**Description of the task**: Reproduce every record below exactly as written, but leave out any pictures.

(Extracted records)
--*--

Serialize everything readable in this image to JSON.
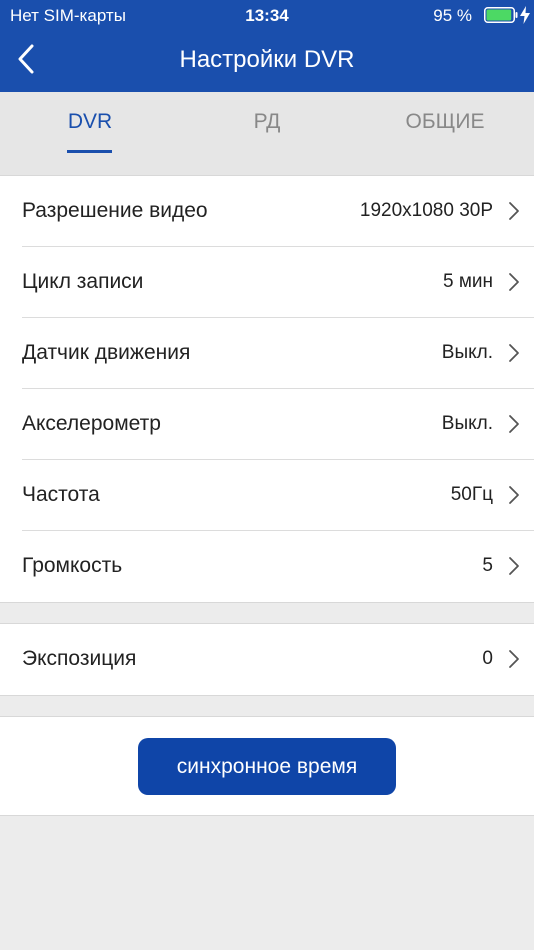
{
  "status_bar": {
    "carrier": "Нет SIM-карты",
    "time": "13:34",
    "battery_percent": "95 %",
    "battery_level": 0.95,
    "battery_color": "#4cd964"
  },
  "nav": {
    "title": "Настройки DVR",
    "back_icon": "chevron-left-icon"
  },
  "tabs": [
    {
      "label": "DVR",
      "active": true
    },
    {
      "label": "РД",
      "active": false
    },
    {
      "label": "ОБЩИЕ",
      "active": false
    }
  ],
  "settings_group1": [
    {
      "label": "Разрешение видео",
      "value": "1920x1080 30P"
    },
    {
      "label": "Цикл записи",
      "value": "5 мин"
    },
    {
      "label": "Датчик движения",
      "value": "Выкл."
    },
    {
      "label": "Акселерометр",
      "value": "Выкл."
    },
    {
      "label": "Частота",
      "value": "50Гц"
    },
    {
      "label": "Громкость",
      "value": "5"
    }
  ],
  "settings_group2": [
    {
      "label": "Экспозиция",
      "value": "0"
    }
  ],
  "sync_button": {
    "label": "синхронное время"
  },
  "colors": {
    "accent": "#1a4fad",
    "button": "#0f45a8",
    "background": "#ececec"
  }
}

--*--

**Completed exercise**:
Serialize everything readable in this image to JSON.
{
  "status_bar": {
    "carrier": "Нет SIM-карты",
    "time": "13:34",
    "battery_percent": "95 %",
    "battery_level": 0.95,
    "battery_color": "#4cd964"
  },
  "nav": {
    "title": "Настройки DVR",
    "back_icon": "chevron-left-icon"
  },
  "tabs": [
    {
      "label": "DVR",
      "active": true
    },
    {
      "label": "РД",
      "active": false
    },
    {
      "label": "ОБЩИЕ",
      "active": false
    }
  ],
  "settings_group1": [
    {
      "label": "Разрешение видео",
      "value": "1920x1080 30P"
    },
    {
      "label": "Цикл записи",
      "value": "5 мин"
    },
    {
      "label": "Датчик движения",
      "value": "Выкл."
    },
    {
      "label": "Акселерометр",
      "value": "Выкл."
    },
    {
      "label": "Частота",
      "value": "50Гц"
    },
    {
      "label": "Громкость",
      "value": "5"
    }
  ],
  "settings_group2": [
    {
      "label": "Экспозиция",
      "value": "0"
    }
  ],
  "sync_button": {
    "label": "синхронное время"
  },
  "colors": {
    "accent": "#1a4fad",
    "button": "#0f45a8",
    "background": "#ececec"
  }
}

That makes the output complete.